> The problem:
Tell how many lines in the data below hold the string "circle"; give nothing but the number.

> Task material:

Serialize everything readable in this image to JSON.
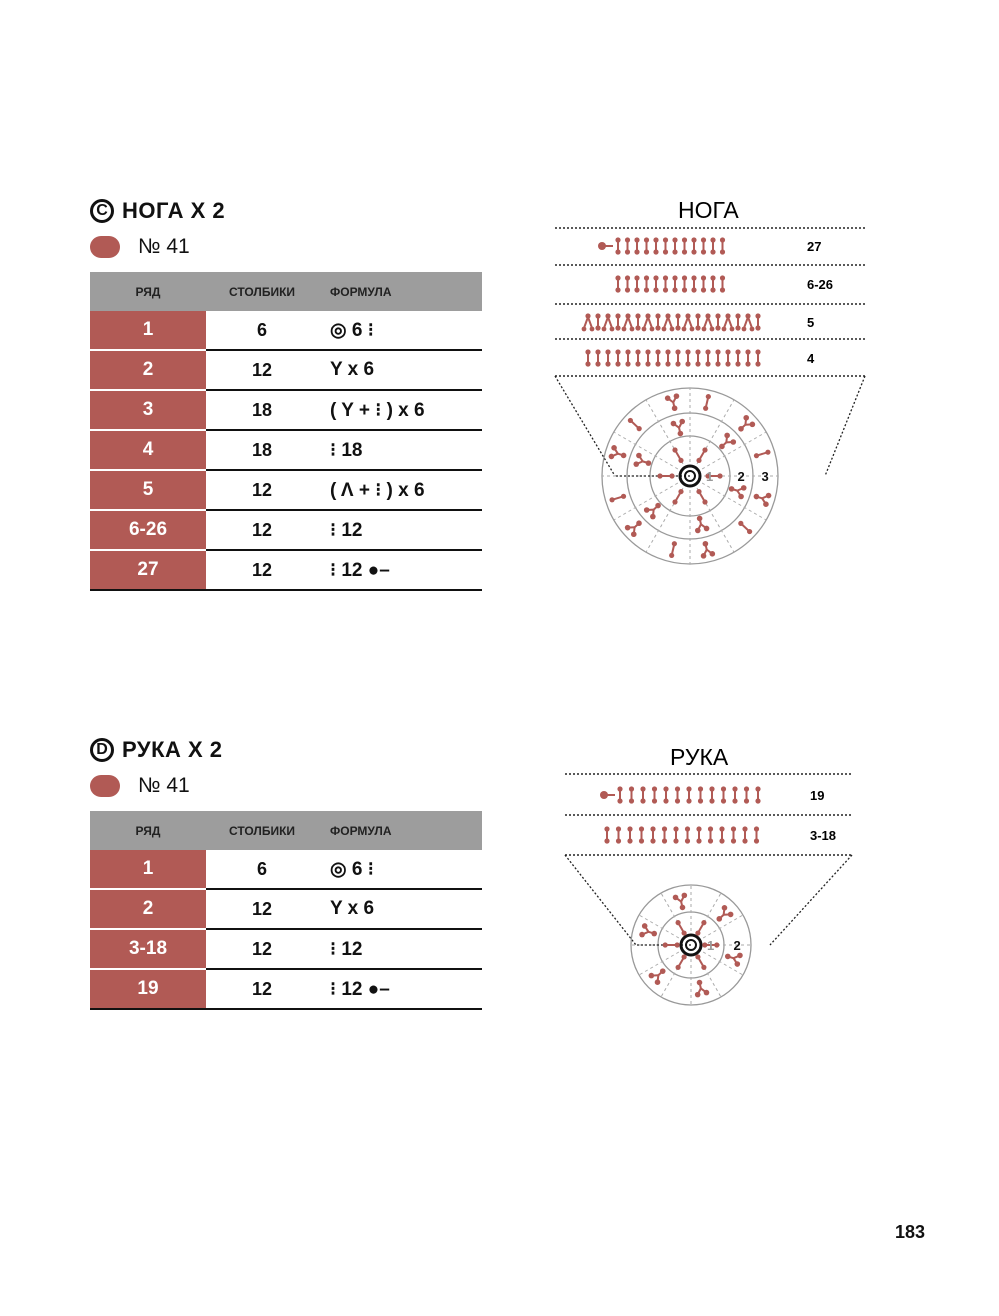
{
  "sections": [
    {
      "letter": "C",
      "title": "НОГА Х 2",
      "yarn": "№ 41",
      "headers": [
        "РЯД",
        "СТОЛБИКИ",
        "ФОРМУЛА"
      ],
      "rows": [
        {
          "row": "1",
          "stitches": "6",
          "formula": "◎ 6 ⁝"
        },
        {
          "row": "2",
          "stitches": "12",
          "formula": "Y x 6"
        },
        {
          "row": "3",
          "stitches": "18",
          "formula": "( Y + ⁝ ) x 6"
        },
        {
          "row": "4",
          "stitches": "18",
          "formula": "⁝ 18"
        },
        {
          "row": "5",
          "stitches": "12",
          "formula": "( Λ + ⁝ ) x 6"
        },
        {
          "row": "6-26",
          "stitches": "12",
          "formula": "⁝ 12"
        },
        {
          "row": "27",
          "stitches": "12",
          "formula": "⁝ 12 ●–"
        }
      ],
      "diagram": {
        "title": "НОГА",
        "row_labels": [
          "27",
          "6-26",
          "5",
          "4"
        ],
        "ring_labels": [
          "1",
          "2",
          "3"
        ]
      }
    },
    {
      "letter": "D",
      "title": "РУКА Х 2",
      "yarn": "№ 41",
      "headers": [
        "РЯД",
        "СТОЛБИКИ",
        "ФОРМУЛА"
      ],
      "rows": [
        {
          "row": "1",
          "stitches": "6",
          "formula": "◎ 6 ⁝"
        },
        {
          "row": "2",
          "stitches": "12",
          "formula": "Y x 6"
        },
        {
          "row": "3-18",
          "stitches": "12",
          "formula": "⁝ 12"
        },
        {
          "row": "19",
          "stitches": "12",
          "formula": "⁝ 12 ●–"
        }
      ],
      "diagram": {
        "title": "РУКА",
        "row_labels": [
          "19",
          "3-18"
        ],
        "ring_labels": [
          "1",
          "2"
        ]
      }
    }
  ],
  "page_number": "183",
  "colors": {
    "accent": "#b15a55",
    "header_gray": "#9d9d9d"
  }
}
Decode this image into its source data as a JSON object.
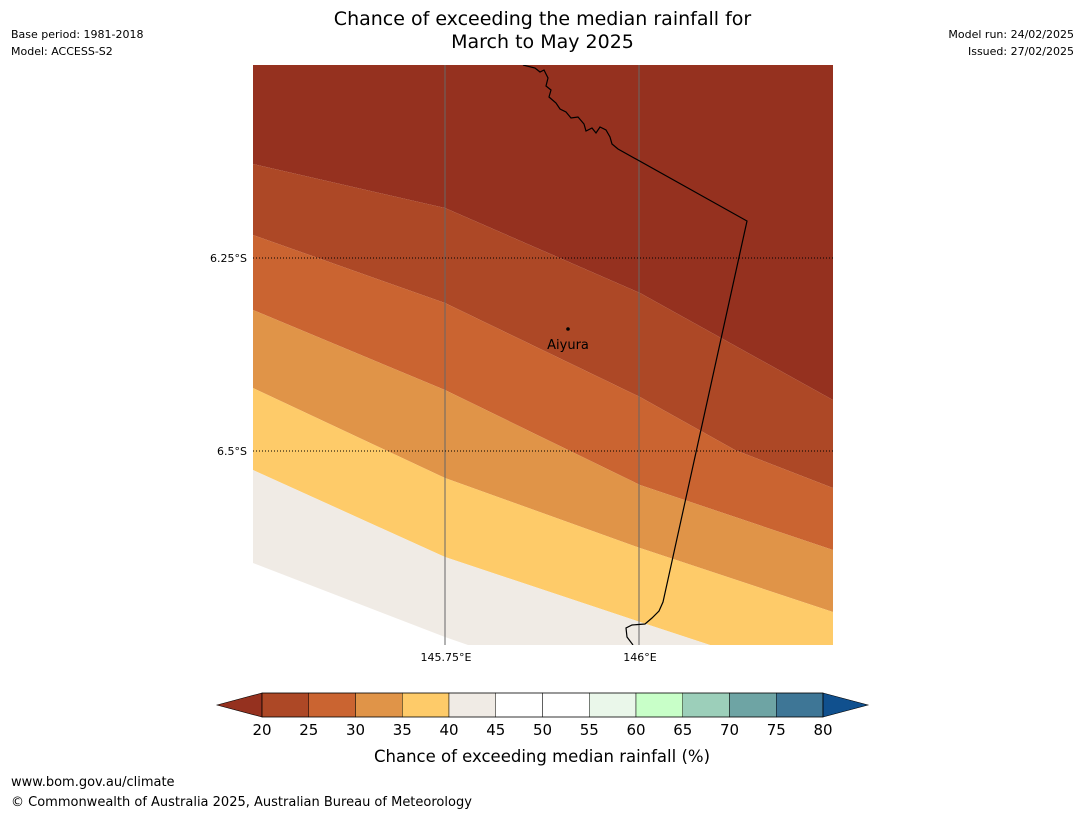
{
  "title": {
    "line1": "Chance of exceeding the median rainfall for",
    "line2": "March to May 2025"
  },
  "meta_left": {
    "base_period": "Base period: 1981-2018",
    "model": "Model: ACCESS-S2"
  },
  "meta_right": {
    "model_run": "Model run: 24/02/2025",
    "issued": "Issued: 27/02/2025"
  },
  "map": {
    "lat_labels": [
      "6.25°S",
      "6.5°S"
    ],
    "lon_labels": [
      "145.75°E",
      "146°E"
    ],
    "place": {
      "name": "Aiyura"
    },
    "regions": [
      {
        "band": "<20",
        "color": "#95311f"
      },
      {
        "band": "20-25",
        "color": "#ad4826"
      },
      {
        "band": "25-30",
        "color": "#ca6431"
      },
      {
        "band": "30-35",
        "color": "#e09448"
      },
      {
        "band": "35-40",
        "color": "#fecb69"
      },
      {
        "band": "40-45",
        "color": "#f0ebe5"
      }
    ]
  },
  "colorbar": {
    "ticks": [
      "20",
      "25",
      "30",
      "35",
      "40",
      "45",
      "50",
      "55",
      "60",
      "65",
      "70",
      "75",
      "80"
    ],
    "under_color": "#95311f",
    "over_color": "#10508e",
    "segment_colors": [
      "#ad4826",
      "#ca6431",
      "#e09448",
      "#fecb69",
      "#f0ebe5",
      "#ffffff",
      "#ffffff",
      "#eaf7ea",
      "#c8ffc8",
      "#9ccfba",
      "#6ea4a4",
      "#3e7696"
    ],
    "label": "Chance of exceeding median rainfall (%)"
  },
  "footer": {
    "url": "www.bom.gov.au/climate",
    "copyright": "© Commonwealth of Australia 2025, Australian Bureau of Meteorology"
  }
}
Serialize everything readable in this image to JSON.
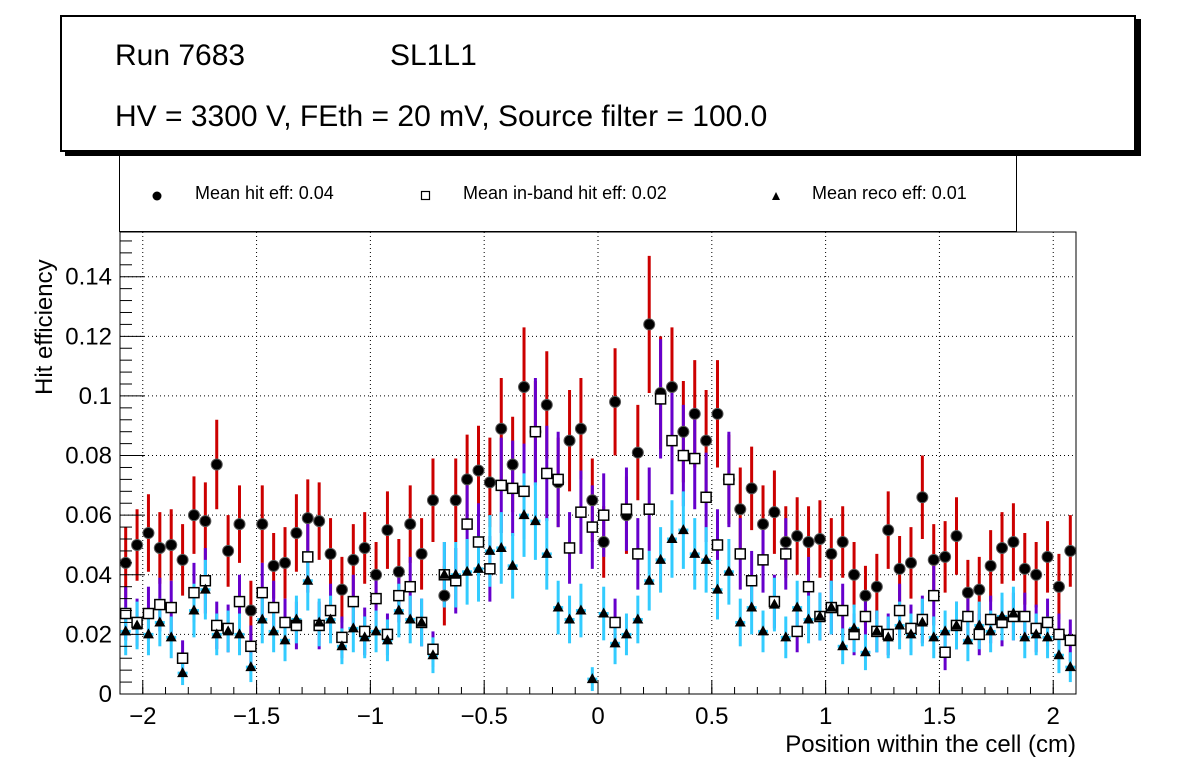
{
  "title": {
    "run": "Run 7683",
    "layer": "SL1L1",
    "conditions": "HV = 3300 V, FEth = 20 mV, Source filter = 100.0"
  },
  "legend": [
    {
      "marker": "filled-circle",
      "label": "Mean hit  eff: 0.04"
    },
    {
      "marker": "open-square",
      "label": "Mean in-band hit eff: 0.02"
    },
    {
      "marker": "filled-triangle",
      "label": "Mean reco eff: 0.01"
    }
  ],
  "colors": {
    "hit_error": "#cc0000",
    "inband_error": "#6600cc",
    "reco_error": "#33ccff",
    "grid": "#000000"
  },
  "chart_data": {
    "type": "scatter",
    "title": "",
    "xlabel": "Position within the cell (cm)",
    "ylabel": "Hit efficiency",
    "xlim": [
      -2.1,
      2.1
    ],
    "ylim": [
      0,
      0.155
    ],
    "grid": true,
    "legend_position": "top",
    "x_ticks": [
      -2,
      -1.5,
      -1,
      -0.5,
      0,
      0.5,
      1,
      1.5,
      2
    ],
    "x_tick_labels": [
      "−2",
      "−1.5",
      "−1",
      "−0.5",
      "0",
      "0.5",
      "1",
      "1.5",
      "2"
    ],
    "y_ticks": [
      0,
      0.02,
      0.04,
      0.06,
      0.08,
      0.1,
      0.12,
      0.14
    ],
    "y_tick_labels": [
      "0",
      "0.02",
      "0.04",
      "0.06",
      "0.08",
      "0.1",
      "0.12",
      "0.14"
    ],
    "bin_width": 0.05,
    "x": [
      -2.075,
      -2.025,
      -1.975,
      -1.925,
      -1.875,
      -1.825,
      -1.775,
      -1.725,
      -1.675,
      -1.625,
      -1.575,
      -1.525,
      -1.475,
      -1.425,
      -1.375,
      -1.325,
      -1.275,
      -1.225,
      -1.175,
      -1.125,
      -1.075,
      -1.025,
      -0.975,
      -0.925,
      -0.875,
      -0.825,
      -0.775,
      -0.725,
      -0.675,
      -0.625,
      -0.575,
      -0.525,
      -0.475,
      -0.425,
      -0.375,
      -0.325,
      -0.275,
      -0.225,
      -0.175,
      -0.125,
      -0.075,
      -0.025,
      0.025,
      0.075,
      0.125,
      0.175,
      0.225,
      0.275,
      0.325,
      0.375,
      0.425,
      0.475,
      0.525,
      0.575,
      0.625,
      0.675,
      0.725,
      0.775,
      0.825,
      0.875,
      0.925,
      0.975,
      1.025,
      1.075,
      1.125,
      1.175,
      1.225,
      1.275,
      1.325,
      1.375,
      1.425,
      1.475,
      1.525,
      1.575,
      1.625,
      1.675,
      1.725,
      1.775,
      1.825,
      1.875,
      1.925,
      1.975,
      2.025,
      2.075
    ],
    "series": [
      {
        "name": "Mean hit  eff: 0.04",
        "marker": "filled-circle",
        "values": [
          0.044,
          0.05,
          0.054,
          0.049,
          0.05,
          0.045,
          0.06,
          0.058,
          0.077,
          0.048,
          0.057,
          0.028,
          0.057,
          0.043,
          0.044,
          0.054,
          0.059,
          0.058,
          0.047,
          0.035,
          0.045,
          0.049,
          0.04,
          0.055,
          0.041,
          0.057,
          0.047,
          0.065,
          0.033,
          0.065,
          0.072,
          0.075,
          0.071,
          0.089,
          0.077,
          0.103,
          0.088,
          0.097,
          0.071,
          0.085,
          0.089,
          0.065,
          0.051,
          0.098,
          0.06,
          0.081,
          0.124,
          0.101,
          0.103,
          0.088,
          0.094,
          0.085,
          0.094,
          0.072,
          0.062,
          0.069,
          0.057,
          0.061,
          0.051,
          0.053,
          0.051,
          0.052,
          0.047,
          0.051,
          0.04,
          0.033,
          0.036,
          0.055,
          0.042,
          0.044,
          0.066,
          0.045,
          0.046,
          0.053,
          0.034,
          0.035,
          0.043,
          0.049,
          0.051,
          0.042,
          0.04,
          0.046,
          0.036,
          0.048
        ],
        "errors": [
          0.012,
          0.012,
          0.013,
          0.012,
          0.012,
          0.012,
          0.013,
          0.013,
          0.015,
          0.012,
          0.013,
          0.01,
          0.013,
          0.011,
          0.012,
          0.013,
          0.013,
          0.013,
          0.012,
          0.011,
          0.012,
          0.012,
          0.011,
          0.013,
          0.011,
          0.013,
          0.012,
          0.014,
          0.01,
          0.014,
          0.015,
          0.015,
          0.015,
          0.017,
          0.016,
          0.02,
          0.017,
          0.018,
          0.015,
          0.017,
          0.017,
          0.014,
          0.012,
          0.018,
          0.013,
          0.016,
          0.023,
          0.019,
          0.02,
          0.017,
          0.018,
          0.017,
          0.018,
          0.015,
          0.014,
          0.014,
          0.013,
          0.014,
          0.012,
          0.013,
          0.012,
          0.013,
          0.012,
          0.012,
          0.011,
          0.01,
          0.011,
          0.013,
          0.011,
          0.012,
          0.014,
          0.012,
          0.012,
          0.013,
          0.011,
          0.011,
          0.012,
          0.012,
          0.013,
          0.012,
          0.011,
          0.012,
          0.011,
          0.012
        ]
      },
      {
        "name": "Mean in-band hit eff: 0.02",
        "marker": "open-square",
        "values": [
          0.027,
          0.024,
          0.027,
          0.03,
          0.029,
          0.012,
          0.034,
          0.038,
          0.023,
          0.022,
          0.031,
          0.016,
          0.034,
          0.029,
          0.024,
          0.023,
          0.046,
          0.023,
          0.028,
          0.019,
          0.031,
          0.021,
          0.032,
          0.02,
          0.033,
          0.036,
          0.024,
          0.015,
          0.04,
          0.038,
          0.057,
          0.051,
          0.042,
          0.07,
          0.069,
          0.068,
          0.088,
          0.074,
          0.072,
          0.049,
          0.061,
          0.056,
          0.06,
          0.024,
          0.062,
          0.047,
          0.062,
          0.099,
          0.085,
          0.08,
          0.079,
          0.066,
          0.05,
          0.072,
          0.047,
          0.038,
          0.045,
          0.031,
          0.047,
          0.021,
          0.036,
          0.026,
          0.029,
          0.028,
          0.02,
          0.026,
          0.021,
          0.02,
          0.028,
          0.022,
          0.025,
          0.033,
          0.014,
          0.023,
          0.026,
          0.02,
          0.025,
          0.024,
          0.026,
          0.026,
          0.022,
          0.024,
          0.02,
          0.018
        ],
        "errors": [
          0.009,
          0.008,
          0.009,
          0.009,
          0.009,
          0.006,
          0.01,
          0.011,
          0.008,
          0.008,
          0.009,
          0.007,
          0.01,
          0.009,
          0.008,
          0.008,
          0.012,
          0.008,
          0.009,
          0.007,
          0.009,
          0.008,
          0.009,
          0.007,
          0.009,
          0.01,
          0.008,
          0.006,
          0.011,
          0.011,
          0.014,
          0.013,
          0.011,
          0.016,
          0.016,
          0.016,
          0.018,
          0.016,
          0.016,
          0.012,
          0.014,
          0.014,
          0.014,
          0.008,
          0.014,
          0.012,
          0.014,
          0.02,
          0.018,
          0.017,
          0.017,
          0.015,
          0.012,
          0.016,
          0.012,
          0.01,
          0.011,
          0.009,
          0.012,
          0.007,
          0.01,
          0.008,
          0.009,
          0.009,
          0.007,
          0.008,
          0.007,
          0.007,
          0.009,
          0.008,
          0.008,
          0.01,
          0.006,
          0.008,
          0.008,
          0.007,
          0.008,
          0.008,
          0.008,
          0.008,
          0.008,
          0.008,
          0.007,
          0.007
        ]
      },
      {
        "name": "Mean reco eff: 0.01",
        "marker": "filled-triangle",
        "values": [
          0.021,
          0.023,
          0.02,
          0.024,
          0.019,
          0.007,
          0.028,
          0.035,
          0.02,
          0.021,
          0.02,
          0.009,
          0.025,
          0.021,
          0.018,
          0.025,
          0.038,
          0.024,
          0.025,
          0.016,
          0.022,
          0.019,
          0.021,
          0.018,
          0.028,
          0.025,
          0.024,
          0.013,
          0.04,
          0.04,
          0.041,
          0.042,
          0.048,
          0.049,
          0.043,
          0.06,
          0.058,
          0.047,
          0.029,
          0.025,
          0.028,
          0.005,
          0.027,
          0.017,
          0.02,
          0.025,
          0.038,
          0.045,
          0.052,
          0.055,
          0.047,
          0.045,
          0.035,
          0.041,
          0.024,
          0.029,
          0.021,
          0.03,
          0.019,
          0.029,
          0.025,
          0.026,
          0.029,
          0.016,
          0.022,
          0.014,
          0.021,
          0.019,
          0.023,
          0.02,
          0.024,
          0.019,
          0.021,
          0.023,
          0.018,
          0.023,
          0.021,
          0.026,
          0.027,
          0.019,
          0.02,
          0.019,
          0.013,
          0.009
        ],
        "errors": [
          0.008,
          0.008,
          0.007,
          0.008,
          0.007,
          0.004,
          0.009,
          0.01,
          0.007,
          0.007,
          0.007,
          0.005,
          0.008,
          0.007,
          0.007,
          0.008,
          0.01,
          0.008,
          0.008,
          0.006,
          0.008,
          0.007,
          0.007,
          0.007,
          0.009,
          0.008,
          0.008,
          0.006,
          0.011,
          0.011,
          0.011,
          0.011,
          0.012,
          0.012,
          0.011,
          0.014,
          0.013,
          0.012,
          0.009,
          0.008,
          0.009,
          0.004,
          0.009,
          0.007,
          0.007,
          0.008,
          0.01,
          0.011,
          0.013,
          0.013,
          0.012,
          0.011,
          0.01,
          0.011,
          0.008,
          0.009,
          0.007,
          0.009,
          0.007,
          0.009,
          0.008,
          0.008,
          0.009,
          0.006,
          0.008,
          0.006,
          0.007,
          0.007,
          0.008,
          0.007,
          0.008,
          0.007,
          0.007,
          0.008,
          0.007,
          0.008,
          0.007,
          0.008,
          0.009,
          0.007,
          0.007,
          0.007,
          0.006,
          0.005
        ]
      }
    ]
  }
}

> Solution below:
2